### Task
Tell me how many lines hold "LiMnO", please, using only the number.

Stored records
>>>>>

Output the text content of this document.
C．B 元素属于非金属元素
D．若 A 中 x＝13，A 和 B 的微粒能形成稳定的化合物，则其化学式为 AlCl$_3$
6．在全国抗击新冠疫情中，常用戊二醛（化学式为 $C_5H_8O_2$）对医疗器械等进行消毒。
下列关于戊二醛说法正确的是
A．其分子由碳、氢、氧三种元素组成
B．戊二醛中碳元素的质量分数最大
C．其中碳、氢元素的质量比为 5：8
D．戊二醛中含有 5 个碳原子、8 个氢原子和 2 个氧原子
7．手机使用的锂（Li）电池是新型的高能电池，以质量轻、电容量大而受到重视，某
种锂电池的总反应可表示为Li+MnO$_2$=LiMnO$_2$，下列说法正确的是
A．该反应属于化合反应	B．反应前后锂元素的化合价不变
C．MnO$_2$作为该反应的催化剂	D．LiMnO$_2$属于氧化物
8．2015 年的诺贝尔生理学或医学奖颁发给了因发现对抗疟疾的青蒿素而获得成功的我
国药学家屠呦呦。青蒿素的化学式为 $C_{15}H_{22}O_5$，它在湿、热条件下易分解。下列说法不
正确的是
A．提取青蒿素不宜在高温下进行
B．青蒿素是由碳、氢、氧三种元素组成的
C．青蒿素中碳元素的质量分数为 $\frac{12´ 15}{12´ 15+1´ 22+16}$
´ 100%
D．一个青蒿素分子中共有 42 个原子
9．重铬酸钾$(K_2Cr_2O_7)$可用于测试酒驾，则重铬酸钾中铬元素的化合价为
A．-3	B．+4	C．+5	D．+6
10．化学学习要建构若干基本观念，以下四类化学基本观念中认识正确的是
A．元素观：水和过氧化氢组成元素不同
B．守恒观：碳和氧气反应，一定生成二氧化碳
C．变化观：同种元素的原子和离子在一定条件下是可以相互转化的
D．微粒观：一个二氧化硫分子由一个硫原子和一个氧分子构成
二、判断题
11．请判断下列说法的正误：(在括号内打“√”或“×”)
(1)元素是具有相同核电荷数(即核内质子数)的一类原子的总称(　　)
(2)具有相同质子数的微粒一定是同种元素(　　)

<<<<<

### Written response
2